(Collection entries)
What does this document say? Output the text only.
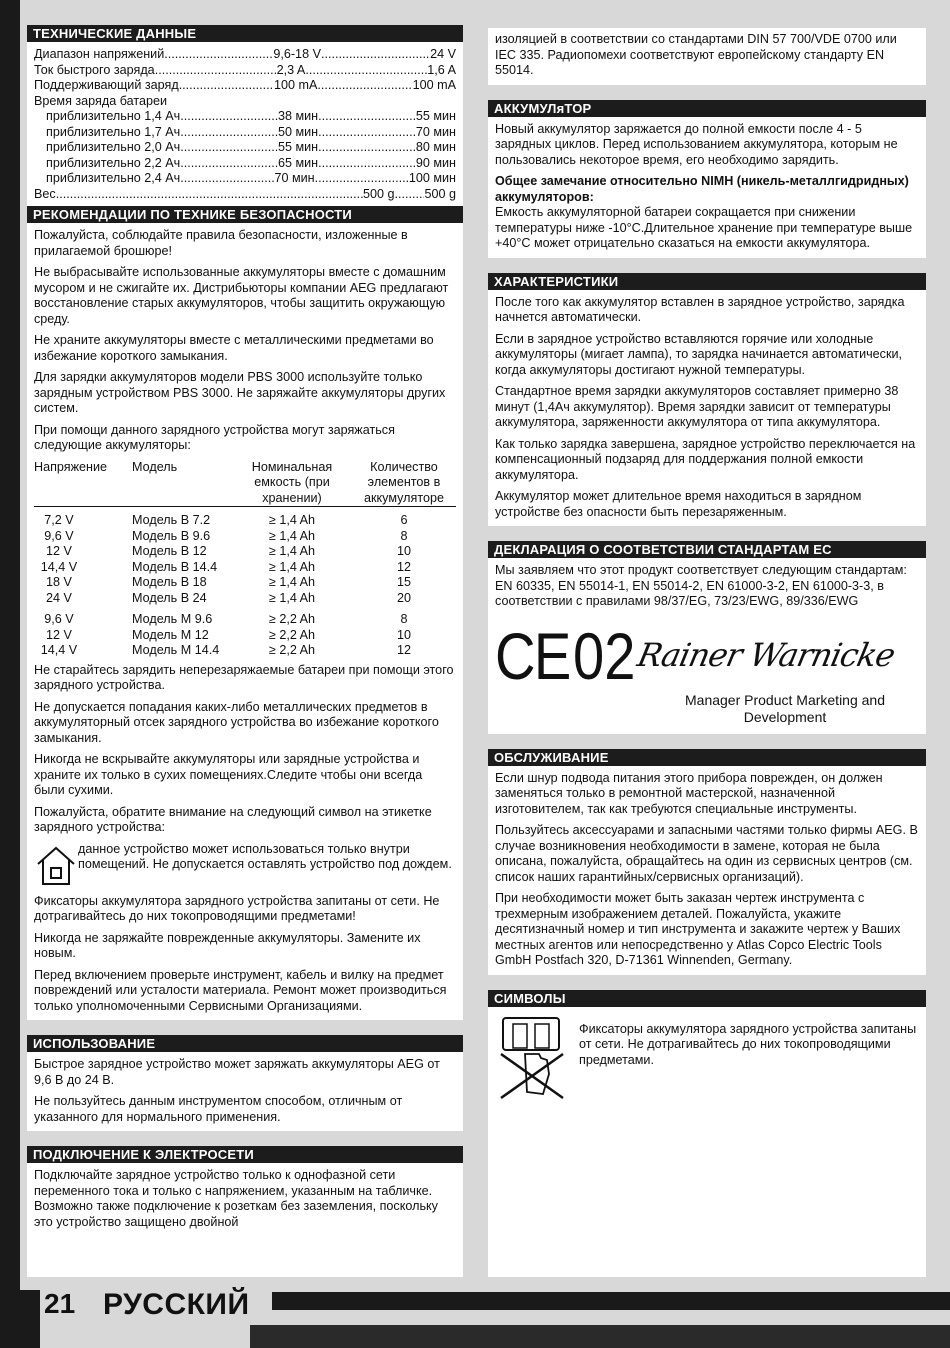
ТЕХНИЧЕСКИЕ ДАННЫЕ
Диапазон напряжений .....	9,6-18 V .....	24 V
Ток быстрого заряда .....	2,3 A .....	1,6 A
Поддерживающий заряд .....	100 mA .....	100 mA
Время заряда батареи
приблизительно 1,4 Ач .....	38 мин .....	55 мин
приблизительно 1,7 Ач .....	50 мин .....	70 мин
приблизительно 2,0 Ач .....	55 мин .....	80 мин
приблизительно 2,2 Ач .....	65 мин .....	90 мин
приблизительно 2,4 Ач .....	70 мин .....	100 мин
Вес .....	500 g ..... 500 g
РЕКОМЕНДАЦИИ ПО ТЕХНИКЕ БЕЗОПАСНОСТИ

Пожалуйста, соблюдайте правила безопасности, изложенные в прилагаемой брошюре!

Не выбрасывайте использованные аккумуляторы вместе с домашним мусором и не сжигайте их. Дистрибьюторы компании AEG предлагают восстановление старых аккумуляторов, чтобы защитить окружающую среду.

Не храните аккумуляторы вместе с металлическими предметами во избежание короткого замыкания.

Для зарядки аккумуляторов модели PBS 3000 используйте только зарядным устройством PBS 3000. Не заряжайте аккумуляторы других систем.

При помощи данного зарядного устройства могут заряжаться следующие аккумуляторы:

Напряжение	Модель	Номинальная емкость (при хранении)	Количество элементов в аккумуляторе

7,2 V	Модель B 7.2	≥ 1,4 Ah	6
9,6 V	Модель B 9.6	≥ 1,4 Ah	8
12 V	Модель B 12	≥ 1,4 Ah	10
14,4 V	Модель B 14.4	≥ 1,4 Ah	12
18 V	Модель B 18	≥ 1,4 Ah	15
24 V	Модель B 24	≥ 1,4 Ah	20

9,6 V	Модель M 9.6	≥ 2,2 Ah	8
12 V	Модель M 12	≥ 2,2 Ah	10
14,4 V	Модель M 14.4	≥ 2,2 Ah	12

Не старайтесь зарядить неперезаряжаемые батареи при помощи этого зарядного устройства.

Не допускается попадания каких-либо металлических предметов в аккумуляторный отсек зарядного устройства во избежание короткого замыкания.

Никогда не вскрывайте аккумуляторы или зарядные устройства и храните их только в сухих помещениях.Следите чтобы они всегда были сухими.

Пожалуйста, обратите внимание на следующий символ на этикетке зарядного устройства:

данное устройство может использоваться только внутри помещений. Не допускается оставлять устройство под дождем.

Фиксаторы аккумулятора зарядного устройства запитаны от сети. Не дотрагивайтесь до них токопроводящими предметами!

Никогда не заряжайте поврежденные аккумуляторы. Замените их новым.

Перед включением проверьте инструмент, кабель и вилку на предмет повреждений или усталости материала. Ремонт может производиться только уполномоченными Сервисными Организациями.

ИСПОЛЬЗОВАНИЕ

Быстрое зарядное устройство может заряжать аккумуляторы AEG от 9,6 В до 24 В.

Не пользуйтесь данным инструментом способом, отличным от указанного для нормального применения.

ПОДКЛЮЧЕНИЕ К ЭЛЕКТРОСЕТИ

Подключайте зарядное устройство только к однофазной сети переменного тока и только с напряжением, указанным на табличке. Возможно также подключение к розеткам без заземления, поскольку это устройство защищено двойной

изоляцией в соответствии со стандартами DIN 57 700/VDE 0700 или IEC 335. Радиопомехи соответствуют европейскому стандарту EN 55014.

АККУМУЛяТОР

Новый аккумулятор заряжается до полной емкости после 4 - 5 зарядных циклов. Перед использованием аккумулятора, которым не пользовались некоторое время, его необходимо зарядить.

Общее замечание относительно NIMH (никель-металлгидридных) аккумуляторов:

Емкость аккумуляторной батареи сокращается при снижении температуры ниже -10°C.Длительное хранение при температуре выше +40°C может отрицательно сказаться на емкости аккумулятора.

ХАРАКТЕРИСТИКИ

После того как аккумулятор вставлен в зарядное устройство, зарядка начнется автоматически.

Если в зарядное устройство вставляются горячие или холодные аккумуляторы (мигает лампа), то зарядка начинается автоматически, когда аккумуляторы достигают нужной температуры.

Стандартное время зарядки аккумуляторов составляет примерно 38 минут (1,4Ач аккумулятор). Время зарядки зависит от температуры аккумулятора, заряженности аккумулятора от типа аккумулятора.

Как только зарядка завершена, зарядное устройство переключается на компенсационный подзаряд для поддержания полной емкости аккумулятора.

Аккумулятор может длительное время находиться в зарядном устройстве без опасности быть перезаряженным.

ДЕКЛАРАЦИЯ О СООТВЕТСТВИИ СТАНДАРТАМ ЕС

Мы заявляем что этот продукт соответствует следующим стандартам: EN 60335, EN 55014-1, EN 55014-2, EN 61000-3-2, EN 61000-3-3, в соответствии с правилами 98/37/EG, 73/23/EWG, 89/336/EWG

CE 02 Rainer Warnicke
Manager Product Marketing and Development
ОБСЛУЖИВАНИЕ

Если шнур подвода питания этого прибора поврежден, он должен заменяться только в ремонтной мастерской, назначенной изготовителем, так как требуются специальные инструменты.

Пользуйтесь аксессуарами и запасными частями только фирмы AEG. В случае возникновения необходимости в замене, которая не была описана, пожалуйста, обращайтесь на один из сервисных центров (см. список наших гарантийных/сервисных организаций).

При необходимости может быть заказан чертеж инструмента с трехмерным изображением деталей. Пожалуйста, укажите десятизначный номер и тип инструмента и закажите чертеж у Ваших местных агентов или непосредственно у Atlas Copco Electric Tools GmbH Postfach 320, D-71361 Winnenden, Germany.

СИМВОЛЫ
Фиксаторы аккумулятора зарядного устройства запитаны от сети. Не дотрагивайтесь до них токопроводящими предметами.
21 РУССКИЙ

WHAT YOU HAVE TO DO:
Repeat the material above verbatim, with no pictures in the output.

ANSWER TO THIS EXERCISE:
What does this document say? Output the text only.
ТЕХНИЧЕСКИЕ ДАННЫЕ
Диапазон напряжений .....	9,6-18 V .....	24 V
Ток быстрого заряда .....	2,3 A .....	1,6 A
Поддерживающий заряд .....	100 mA .....	100 mA
Время заряда батареи
приблизительно 1,4 Ач .....	38 мин .....	55 мин
приблизительно 1,7 Ач .....	50 мин .....	70 мин
приблизительно 2,0 Ач .....	55 мин .....	80 мин
приблизительно 2,2 Ач .....	65 мин .....	90 мин
приблизительно 2,4 Ач .....	70 мин .....	100 мин
Вес .....	500 g ..... 500 g
РЕКОМЕНДАЦИИ ПО ТЕХНИКЕ БЕЗОПАСНОСТИ

Пожалуйста, соблюдайте правила безопасности, изложенные в прилагаемой брошюре!

Не выбрасывайте использованные аккумуляторы вместе с домашним мусором и не сжигайте их. Дистрибьюторы компании AEG предлагают восстановление старых аккумуляторов, чтобы защитить окружающую среду.

Не храните аккумуляторы вместе с металлическими предметами во избежание короткого замыкания.

Для зарядки аккумуляторов модели PBS 3000 используйте только зарядным устройством PBS 3000. Не заряжайте аккумуляторы других систем.

При помощи данного зарядного устройства могут заряжаться следующие аккумуляторы:

Напряжение	Модель	Номинальная емкость (при хранении)	Количество элементов в аккумуляторе

7,2 V	Модель B 7.2	≥ 1,4 Ah	6
9,6 V	Модель B 9.6	≥ 1,4 Ah	8
12 V	Модель B 12	≥ 1,4 Ah	10
14,4 V	Модель B 14.4	≥ 1,4 Ah	12
18 V	Модель B 18	≥ 1,4 Ah	15
24 V	Модель B 24	≥ 1,4 Ah	20

9,6 V	Модель M 9.6	≥ 2,2 Ah	8
12 V	Модель M 12	≥ 2,2 Ah	10
14,4 V	Модель M 14.4	≥ 2,2 Ah	12

Не старайтесь зарядить неперезаряжаемые батареи при помощи этого зарядного устройства.

Не допускается попадания каких-либо металлических предметов в аккумуляторный отсек зарядного устройства во избежание короткого замыкания.

Никогда не вскрывайте аккумуляторы или зарядные устройства и храните их только в сухих помещениях.Следите чтобы они всегда были сухими.

Пожалуйста, обратите внимание на следующий символ на этикетке зарядного устройства:

данное устройство может использоваться только внутри помещений. Не допускается оставлять устройство под дождем.

Фиксаторы аккумулятора зарядного устройства запитаны от сети. Не дотрагивайтесь до них токопроводящими предметами!

Никогда не заряжайте поврежденные аккумуляторы. Замените их новым.

Перед включением проверьте инструмент, кабель и вилку на предмет повреждений или усталости материала. Ремонт может производиться только уполномоченными Сервисными Организациями.

ИСПОЛЬЗОВАНИЕ

Быстрое зарядное устройство может заряжать аккумуляторы AEG от 9,6 В до 24 В.

Не пользуйтесь данным инструментом способом, отличным от указанного для нормального применения.

ПОДКЛЮЧЕНИЕ К ЭЛЕКТРОСЕТИ

Подключайте зарядное устройство только к однофазной сети переменного тока и только с напряжением, указанным на табличке. Возможно также подключение к розеткам без заземления, поскольку это устройство защищено двойной

изоляцией в соответствии со стандартами DIN 57 700/VDE 0700 или IEC 335. Радиопомехи соответствуют европейскому стандарту EN 55014.

АККУМУЛяТОР

Новый аккумулятор заряжается до полной емкости после 4 - 5 зарядных циклов. Перед использованием аккумулятора, которым не пользовались некоторое время, его необходимо зарядить.

Общее замечание относительно NIMH (никель-металлгидридных) аккумуляторов:

Емкость аккумуляторной батареи сокращается при снижении температуры ниже -10°C.Длительное хранение при температуре выше +40°C может отрицательно сказаться на емкости аккумулятора.

ХАРАКТЕРИСТИКИ

После того как аккумулятор вставлен в зарядное устройство, зарядка начнется автоматически.

Если в зарядное устройство вставляются горячие или холодные аккумуляторы (мигает лампа), то зарядка начинается автоматически, когда аккумуляторы достигают нужной температуры.

Стандартное время зарядки аккумуляторов составляет примерно 38 минут (1,4Ач аккумулятор). Время зарядки зависит от температуры аккумулятора, заряженности аккумулятора от типа аккумулятора.

Как только зарядка завершена, зарядное устройство переключается на компенсационный подзаряд для поддержания полной емкости аккумулятора.

Аккумулятор может длительное время находиться в зарядном устройстве без опасности быть перезаряженным.

ДЕКЛАРАЦИЯ О СООТВЕТСТВИИ СТАНДАРТАМ ЕС

Мы заявляем что этот продукт соответствует следующим стандартам: EN 60335, EN 55014-1, EN 55014-2, EN 61000-3-2, EN 61000-3-3, в соответствии с правилами 98/37/EG, 73/23/EWG, 89/336/EWG

CE 02 Rainer Warnicke
Manager Product Marketing and Development
ОБСЛУЖИВАНИЕ

Если шнур подвода питания этого прибора поврежден, он должен заменяться только в ремонтной мастерской, назначенной изготовителем, так как требуются специальные инструменты.

Пользуйтесь аксессуарами и запасными частями только фирмы AEG. В случае возникновения необходимости в замене, которая не была описана, пожалуйста, обращайтесь на один из сервисных центров (см. список наших гарантийных/сервисных организаций).

При необходимости может быть заказан чертеж инструмента с трехмерным изображением деталей. Пожалуйста, укажите десятизначный номер и тип инструмента и закажите чертеж у Ваших местных агентов или непосредственно у Atlas Copco Electric Tools GmbH Postfach 320, D-71361 Winnenden, Germany.

СИМВОЛЫ
Фиксаторы аккумулятора зарядного устройства запитаны от сети. Не дотрагивайтесь до них токопроводящими предметами.
21 РУССКИЙ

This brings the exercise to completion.